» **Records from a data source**
::::::::::

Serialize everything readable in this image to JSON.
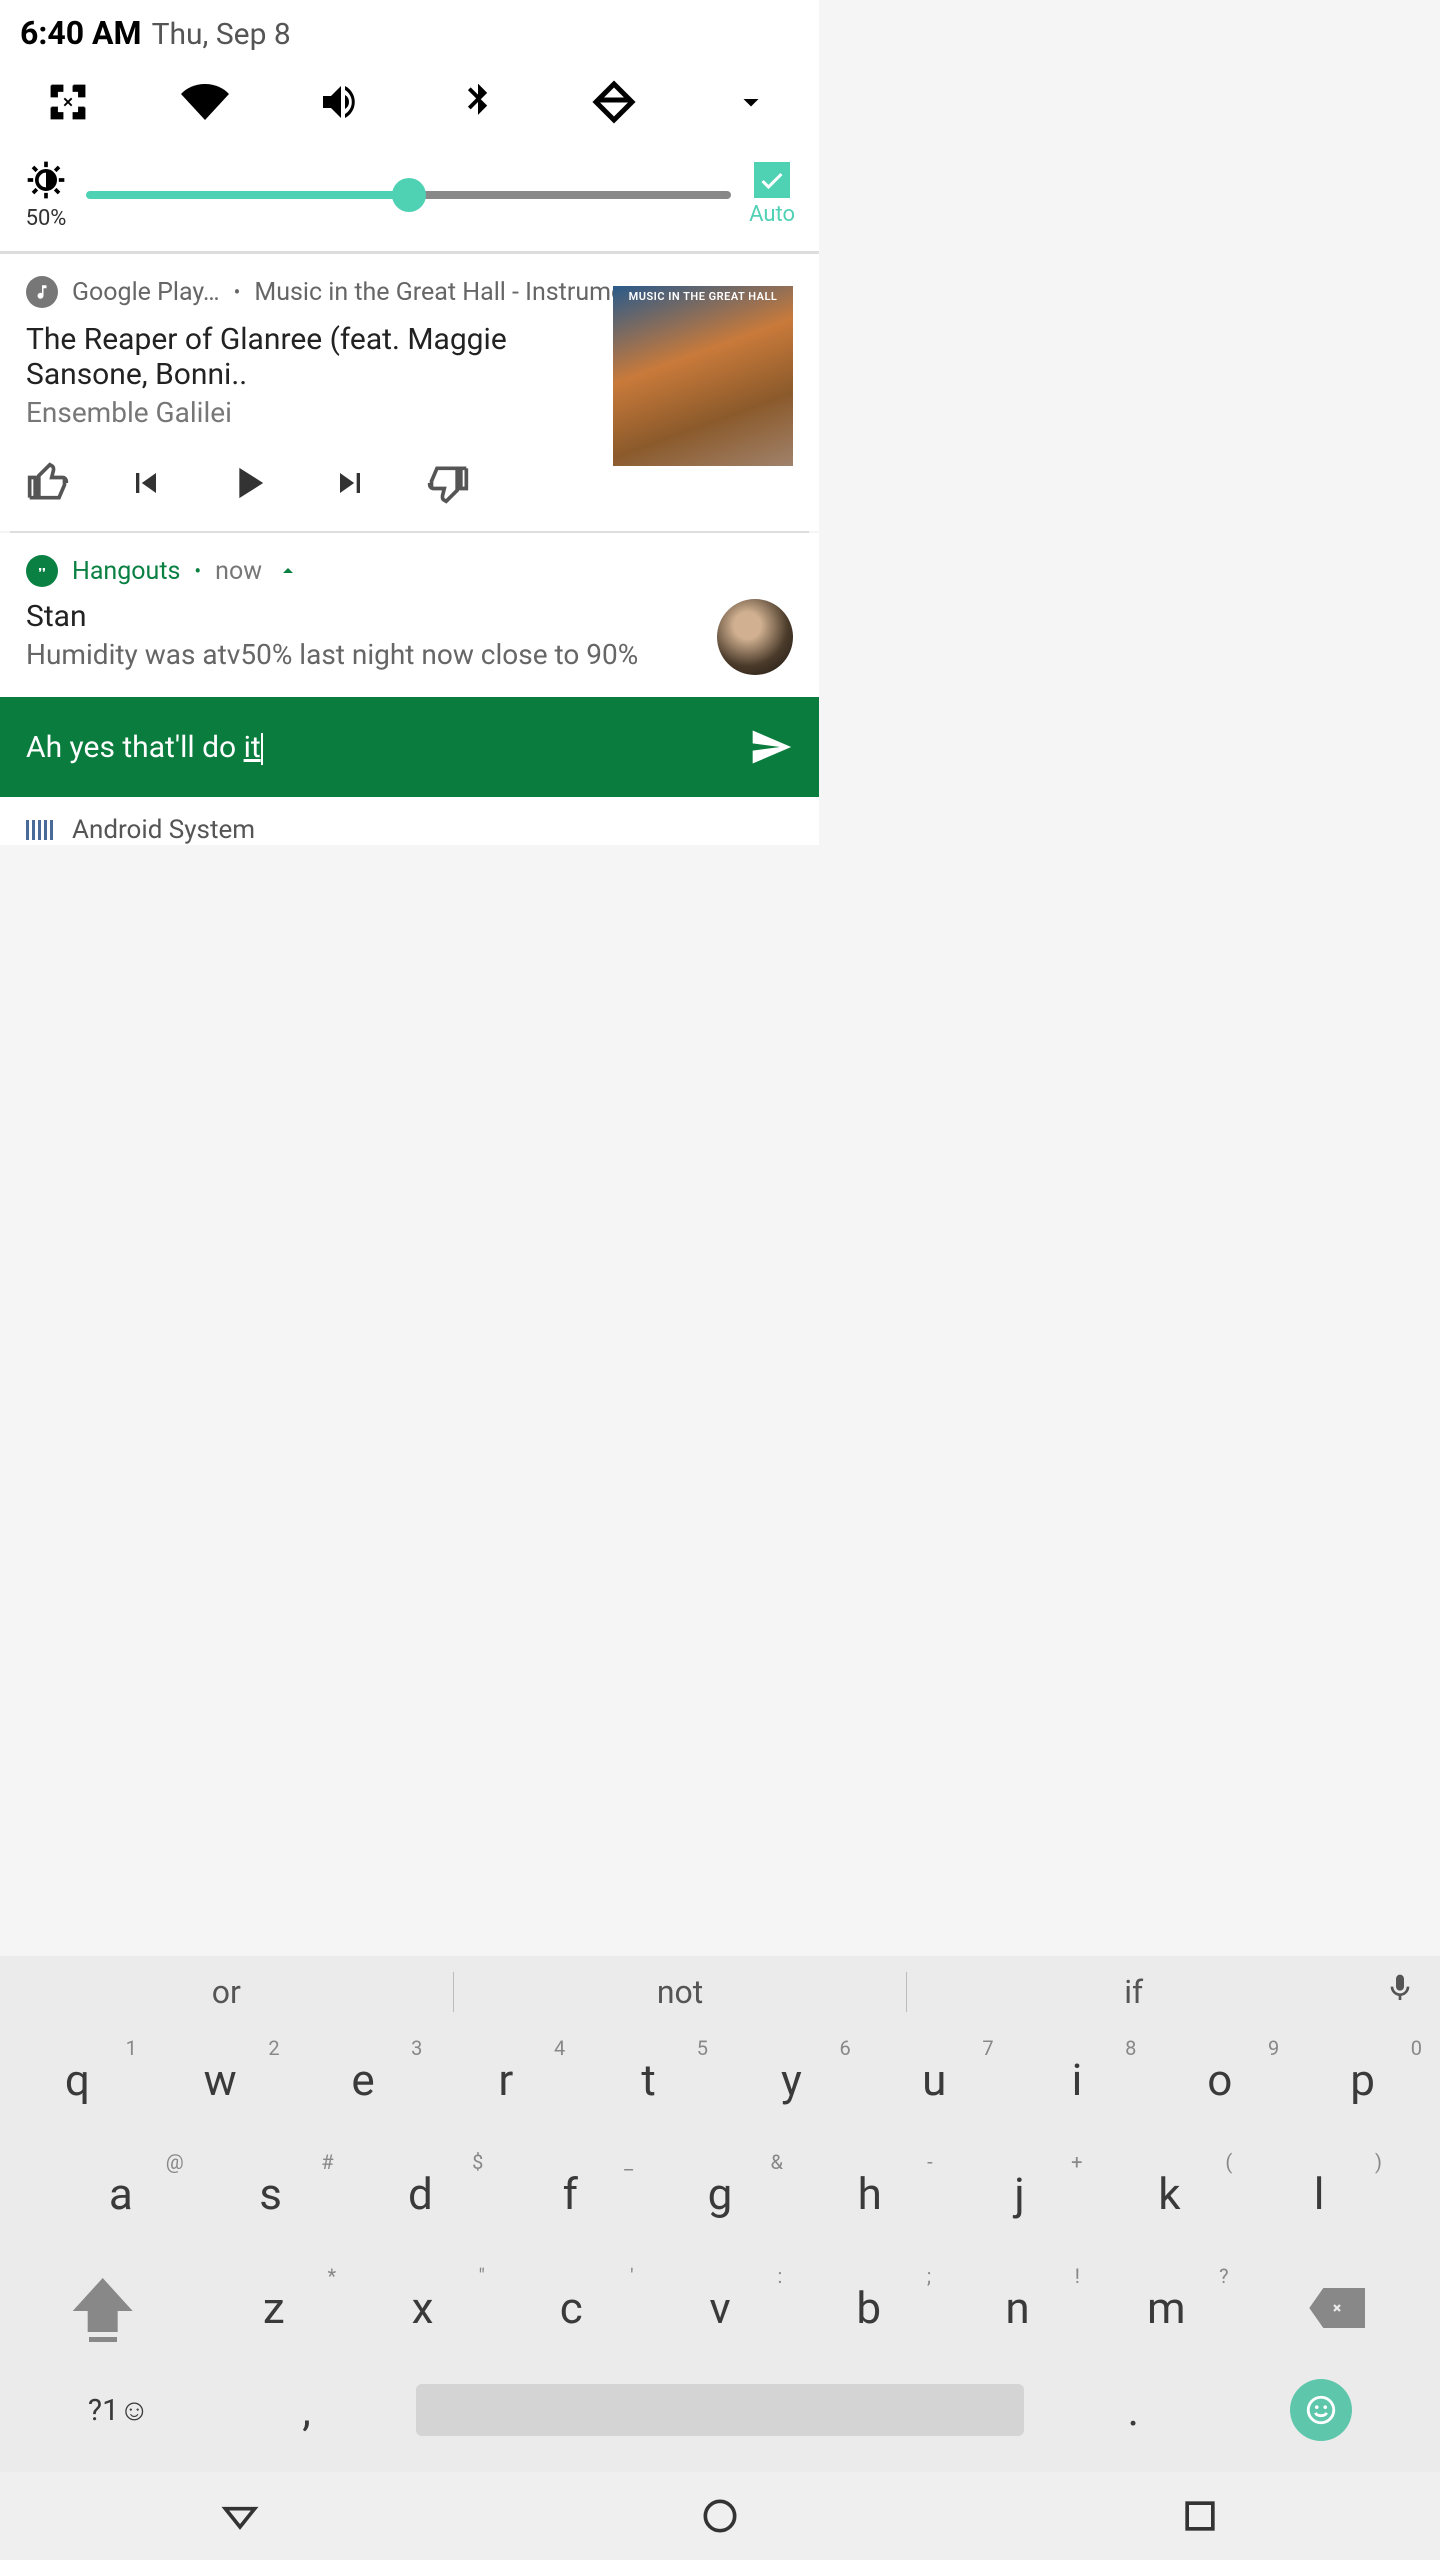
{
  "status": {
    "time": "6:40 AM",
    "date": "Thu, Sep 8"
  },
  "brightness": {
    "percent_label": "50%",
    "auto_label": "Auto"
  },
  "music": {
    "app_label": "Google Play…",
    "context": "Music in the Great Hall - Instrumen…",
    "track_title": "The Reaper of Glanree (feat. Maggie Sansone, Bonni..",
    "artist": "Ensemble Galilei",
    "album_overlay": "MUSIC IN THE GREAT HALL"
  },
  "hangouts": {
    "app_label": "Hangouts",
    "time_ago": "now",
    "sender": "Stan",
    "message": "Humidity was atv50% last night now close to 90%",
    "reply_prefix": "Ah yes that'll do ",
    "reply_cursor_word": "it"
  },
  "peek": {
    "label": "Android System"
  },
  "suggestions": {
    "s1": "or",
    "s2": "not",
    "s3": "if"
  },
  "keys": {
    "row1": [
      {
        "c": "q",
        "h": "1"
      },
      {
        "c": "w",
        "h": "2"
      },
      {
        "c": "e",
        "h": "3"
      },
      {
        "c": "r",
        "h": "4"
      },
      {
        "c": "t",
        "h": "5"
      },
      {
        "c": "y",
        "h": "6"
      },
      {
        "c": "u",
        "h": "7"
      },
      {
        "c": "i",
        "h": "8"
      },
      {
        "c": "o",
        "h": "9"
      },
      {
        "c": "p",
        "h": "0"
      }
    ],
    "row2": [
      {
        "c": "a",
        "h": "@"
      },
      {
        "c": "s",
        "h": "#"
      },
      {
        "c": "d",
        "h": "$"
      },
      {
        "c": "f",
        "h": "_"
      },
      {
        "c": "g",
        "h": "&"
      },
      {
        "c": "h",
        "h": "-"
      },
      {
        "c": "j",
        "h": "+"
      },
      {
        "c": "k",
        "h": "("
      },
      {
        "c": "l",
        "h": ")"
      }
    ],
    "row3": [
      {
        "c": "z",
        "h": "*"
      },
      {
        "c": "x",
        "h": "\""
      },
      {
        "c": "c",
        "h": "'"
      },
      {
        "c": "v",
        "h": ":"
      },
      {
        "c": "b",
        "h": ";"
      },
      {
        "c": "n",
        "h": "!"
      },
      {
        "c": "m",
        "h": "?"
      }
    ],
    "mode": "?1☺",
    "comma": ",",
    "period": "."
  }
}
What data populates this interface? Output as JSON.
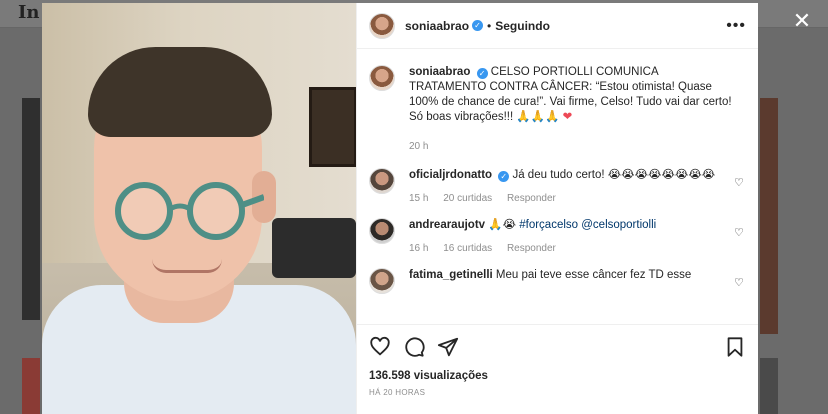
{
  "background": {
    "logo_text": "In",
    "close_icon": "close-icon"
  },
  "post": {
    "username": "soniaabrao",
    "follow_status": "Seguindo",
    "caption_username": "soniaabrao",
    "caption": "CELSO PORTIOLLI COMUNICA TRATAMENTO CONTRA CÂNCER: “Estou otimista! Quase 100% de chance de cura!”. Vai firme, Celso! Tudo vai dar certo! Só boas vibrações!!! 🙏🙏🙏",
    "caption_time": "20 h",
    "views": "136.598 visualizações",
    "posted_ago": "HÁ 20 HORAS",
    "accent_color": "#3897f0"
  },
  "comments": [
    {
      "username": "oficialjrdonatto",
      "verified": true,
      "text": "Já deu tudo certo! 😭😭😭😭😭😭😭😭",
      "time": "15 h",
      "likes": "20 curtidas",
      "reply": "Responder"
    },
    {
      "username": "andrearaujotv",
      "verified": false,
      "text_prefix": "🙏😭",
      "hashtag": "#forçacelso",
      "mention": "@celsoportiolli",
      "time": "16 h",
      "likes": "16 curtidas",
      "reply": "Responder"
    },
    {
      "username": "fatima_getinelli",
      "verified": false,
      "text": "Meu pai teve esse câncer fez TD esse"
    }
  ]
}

::::::::::

» **Problem details**
Only the number is wanted: how many lines in the data include the word "this"?

» **Response**
2